__TASK GOAL__: Write out every line below that includes the word "title".

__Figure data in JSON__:
++++++++++++++++++++
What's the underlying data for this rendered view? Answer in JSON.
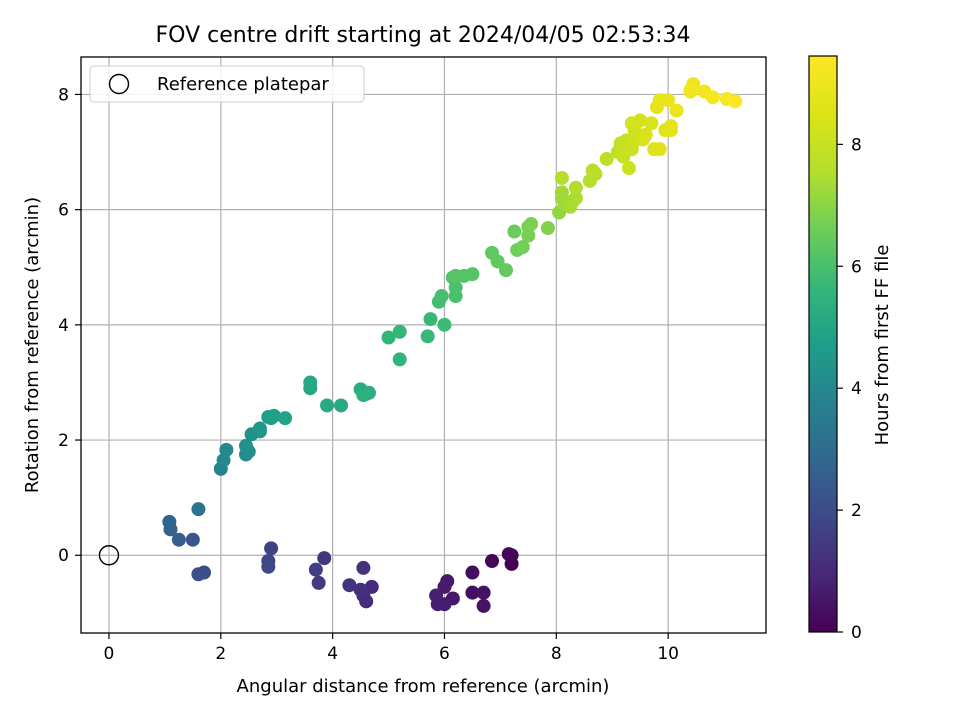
{
  "chart_data": {
    "type": "scatter",
    "title": "FOV centre drift starting at 2024/04/05 02:53:34",
    "xlabel": "Angular distance from reference (arcmin)",
    "ylabel": "Rotation from reference (arcmin)",
    "xlim": [
      -0.5,
      11.75
    ],
    "ylim": [
      -1.35,
      8.65
    ],
    "xticks": [
      "0",
      "2",
      "4",
      "6",
      "8",
      "10"
    ],
    "yticks": [
      "0",
      "2",
      "4",
      "6",
      "8"
    ],
    "grid": true,
    "legend": {
      "position": "top-left",
      "entries": [
        "Reference platepar"
      ]
    },
    "reference_point": {
      "x": 0,
      "y": 0,
      "label": "Reference platepar"
    },
    "colorbar": {
      "label": "Hours from first FF file",
      "range": [
        0,
        9.45
      ],
      "ticks": [
        "0",
        "2",
        "4",
        "6",
        "8"
      ],
      "colormap": "viridis"
    },
    "points": [
      [
        7.2,
        -0.15,
        0.0
      ],
      [
        7.2,
        0.0,
        0.1
      ],
      [
        7.15,
        0.02,
        0.15
      ],
      [
        6.85,
        -0.1,
        0.2
      ],
      [
        6.5,
        -0.3,
        0.3
      ],
      [
        6.5,
        -0.65,
        0.35
      ],
      [
        6.7,
        -0.65,
        0.4
      ],
      [
        6.7,
        -0.88,
        0.45
      ],
      [
        6.15,
        -0.75,
        0.5
      ],
      [
        6.05,
        -0.45,
        0.55
      ],
      [
        6.0,
        -0.55,
        0.6
      ],
      [
        6.0,
        -0.85,
        0.65
      ],
      [
        5.88,
        -0.85,
        0.7
      ],
      [
        5.85,
        -0.7,
        0.75
      ],
      [
        4.7,
        -0.55,
        1.0
      ],
      [
        4.6,
        -0.8,
        1.05
      ],
      [
        4.55,
        -0.7,
        1.1
      ],
      [
        4.5,
        -0.6,
        1.15
      ],
      [
        4.55,
        -0.22,
        1.2
      ],
      [
        4.3,
        -0.52,
        1.3
      ],
      [
        3.85,
        -0.05,
        1.4
      ],
      [
        3.75,
        -0.48,
        1.5
      ],
      [
        3.7,
        -0.25,
        1.6
      ],
      [
        2.9,
        0.12,
        1.7
      ],
      [
        2.85,
        -0.1,
        1.8
      ],
      [
        2.85,
        -0.2,
        1.9
      ],
      [
        1.7,
        -0.3,
        2.0
      ],
      [
        1.6,
        -0.33,
        2.1
      ],
      [
        1.5,
        0.27,
        2.3
      ],
      [
        1.25,
        0.27,
        2.5
      ],
      [
        1.1,
        0.45,
        2.65
      ],
      [
        1.08,
        0.58,
        2.75
      ],
      [
        1.6,
        0.8,
        3.2
      ],
      [
        2.0,
        1.5,
        3.8
      ],
      [
        2.05,
        1.65,
        3.9
      ],
      [
        2.1,
        1.83,
        4.0
      ],
      [
        2.45,
        1.75,
        4.1
      ],
      [
        2.5,
        1.8,
        4.2
      ],
      [
        2.45,
        1.9,
        4.25
      ],
      [
        2.55,
        2.1,
        4.3
      ],
      [
        2.7,
        2.15,
        4.4
      ],
      [
        2.7,
        2.2,
        4.5
      ],
      [
        2.85,
        2.4,
        4.6
      ],
      [
        2.95,
        2.42,
        4.7
      ],
      [
        2.9,
        2.38,
        4.8
      ],
      [
        3.15,
        2.38,
        4.9
      ],
      [
        3.6,
        2.9,
        5.0
      ],
      [
        3.6,
        3.0,
        5.05
      ],
      [
        3.9,
        2.6,
        5.1
      ],
      [
        4.15,
        2.6,
        5.15
      ],
      [
        4.5,
        2.88,
        5.2
      ],
      [
        4.6,
        2.8,
        5.25
      ],
      [
        4.65,
        2.82,
        5.3
      ],
      [
        4.55,
        2.78,
        5.35
      ],
      [
        5.2,
        3.4,
        5.5
      ],
      [
        5.0,
        3.78,
        5.6
      ],
      [
        5.2,
        3.88,
        5.65
      ],
      [
        5.7,
        3.8,
        5.7
      ],
      [
        5.75,
        4.1,
        5.75
      ],
      [
        6.0,
        4.0,
        5.8
      ],
      [
        5.9,
        4.4,
        5.9
      ],
      [
        5.95,
        4.5,
        5.95
      ],
      [
        6.2,
        4.5,
        6.0
      ],
      [
        6.2,
        4.65,
        6.05
      ],
      [
        6.15,
        4.82,
        6.1
      ],
      [
        6.35,
        4.85,
        6.15
      ],
      [
        6.5,
        4.88,
        6.2
      ],
      [
        6.2,
        4.85,
        6.25
      ],
      [
        6.85,
        5.25,
        6.35
      ],
      [
        6.95,
        5.1,
        6.4
      ],
      [
        7.1,
        4.95,
        6.45
      ],
      [
        7.25,
        5.62,
        6.55
      ],
      [
        7.3,
        5.3,
        6.6
      ],
      [
        7.4,
        5.35,
        6.65
      ],
      [
        7.5,
        5.55,
        6.7
      ],
      [
        7.5,
        5.7,
        6.75
      ],
      [
        7.55,
        5.75,
        6.8
      ],
      [
        7.85,
        5.68,
        6.85
      ],
      [
        8.05,
        5.95,
        7.1
      ],
      [
        8.1,
        6.2,
        7.2
      ],
      [
        8.15,
        6.1,
        7.25
      ],
      [
        8.1,
        6.3,
        7.3
      ],
      [
        8.3,
        6.15,
        7.35
      ],
      [
        8.25,
        6.05,
        7.4
      ],
      [
        8.35,
        6.2,
        7.45
      ],
      [
        8.35,
        6.38,
        7.5
      ],
      [
        8.1,
        6.55,
        7.55
      ],
      [
        8.6,
        6.5,
        7.6
      ],
      [
        8.65,
        6.68,
        7.65
      ],
      [
        8.7,
        6.62,
        7.7
      ],
      [
        8.9,
        6.88,
        7.8
      ],
      [
        9.1,
        7.0,
        7.85
      ],
      [
        9.15,
        7.15,
        7.9
      ],
      [
        9.25,
        7.2,
        7.95
      ],
      [
        9.2,
        6.92,
        8.0
      ],
      [
        9.3,
        6.72,
        8.05
      ],
      [
        9.35,
        7.05,
        8.1
      ],
      [
        9.4,
        7.2,
        8.15
      ],
      [
        9.4,
        7.38,
        8.2
      ],
      [
        9.35,
        7.5,
        8.25
      ],
      [
        9.5,
        7.55,
        8.3
      ],
      [
        9.55,
        7.22,
        8.35
      ],
      [
        9.6,
        7.3,
        8.4
      ],
      [
        9.7,
        7.5,
        8.45
      ],
      [
        9.75,
        7.05,
        8.5
      ],
      [
        9.85,
        7.05,
        8.55
      ],
      [
        9.95,
        7.38,
        8.6
      ],
      [
        10.05,
        7.45,
        8.65
      ],
      [
        10.05,
        7.38,
        8.7
      ],
      [
        9.8,
        7.78,
        8.75
      ],
      [
        9.85,
        7.9,
        8.8
      ],
      [
        10.0,
        7.9,
        8.85
      ],
      [
        10.15,
        7.72,
        8.9
      ],
      [
        10.4,
        8.05,
        9.0
      ],
      [
        10.45,
        8.18,
        9.05
      ],
      [
        10.4,
        8.08,
        9.1
      ],
      [
        10.65,
        8.05,
        9.15
      ],
      [
        10.8,
        7.95,
        9.2
      ],
      [
        11.05,
        7.92,
        9.3
      ],
      [
        11.2,
        7.88,
        9.4
      ]
    ]
  }
}
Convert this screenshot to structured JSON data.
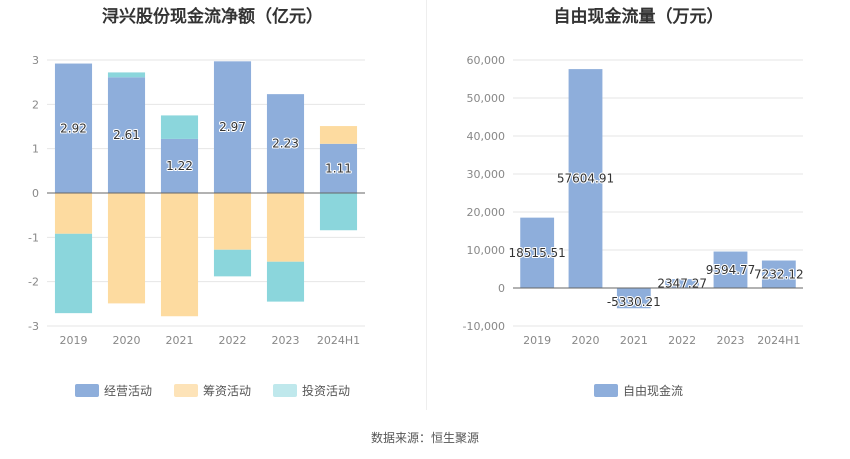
{
  "source": "数据来源：恒生聚源",
  "chart_data": [
    {
      "type": "bar",
      "stacked": true,
      "title": "浔兴股份现金流净额（亿元）",
      "categories": [
        "2019",
        "2020",
        "2021",
        "2022",
        "2023",
        "2024H1"
      ],
      "ylim": [
        -3,
        3
      ],
      "yticks": [
        3,
        2,
        1,
        0,
        -1,
        -2,
        -3
      ],
      "grid": true,
      "legend_position": "bottom",
      "series": [
        {
          "name": "经营活动",
          "color": "#8eaedb",
          "values": [
            2.92,
            2.61,
            1.22,
            2.97,
            2.23,
            1.11
          ]
        },
        {
          "name": "筹资活动",
          "color": "#fddba0",
          "values": [
            -0.92,
            -2.49,
            -2.78,
            -1.28,
            -1.55,
            0.4
          ]
        },
        {
          "name": "投资活动",
          "color": "#8bd6dc",
          "values": [
            -1.79,
            0.11,
            0.53,
            -0.6,
            -0.9,
            -0.84
          ]
        }
      ],
      "data_labels": [
        "2.92",
        "2.61",
        "1.22",
        "2.97",
        "2.23",
        "1.11"
      ]
    },
    {
      "type": "bar",
      "title": "自由现金流量（万元）",
      "categories": [
        "2019",
        "2020",
        "2021",
        "2022",
        "2023",
        "2024H1"
      ],
      "ylim": [
        -10000,
        60000
      ],
      "yticks": [
        "60,000",
        "50,000",
        "40,000",
        "30,000",
        "20,000",
        "10,000",
        "0",
        "-10,000"
      ],
      "grid": true,
      "legend_position": "bottom",
      "series": [
        {
          "name": "自由现金流",
          "color": "#8eaedb",
          "values": [
            18515.51,
            57604.91,
            -5330.21,
            2347.27,
            9594.77,
            7232.12
          ]
        }
      ],
      "data_labels": [
        "18515.51",
        "57604.91",
        "-5330.21",
        "2347.27",
        "9594.77",
        "7232.12"
      ]
    }
  ]
}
++++++++++++++++++++
__EXERCISE RESPONSE__:
    "title": "FOV centre drift starting at 2024/04/05 02:53:34",
      "title": "浔兴股份现金流净额（亿元）",
      "title": "自由现金流量（万元）",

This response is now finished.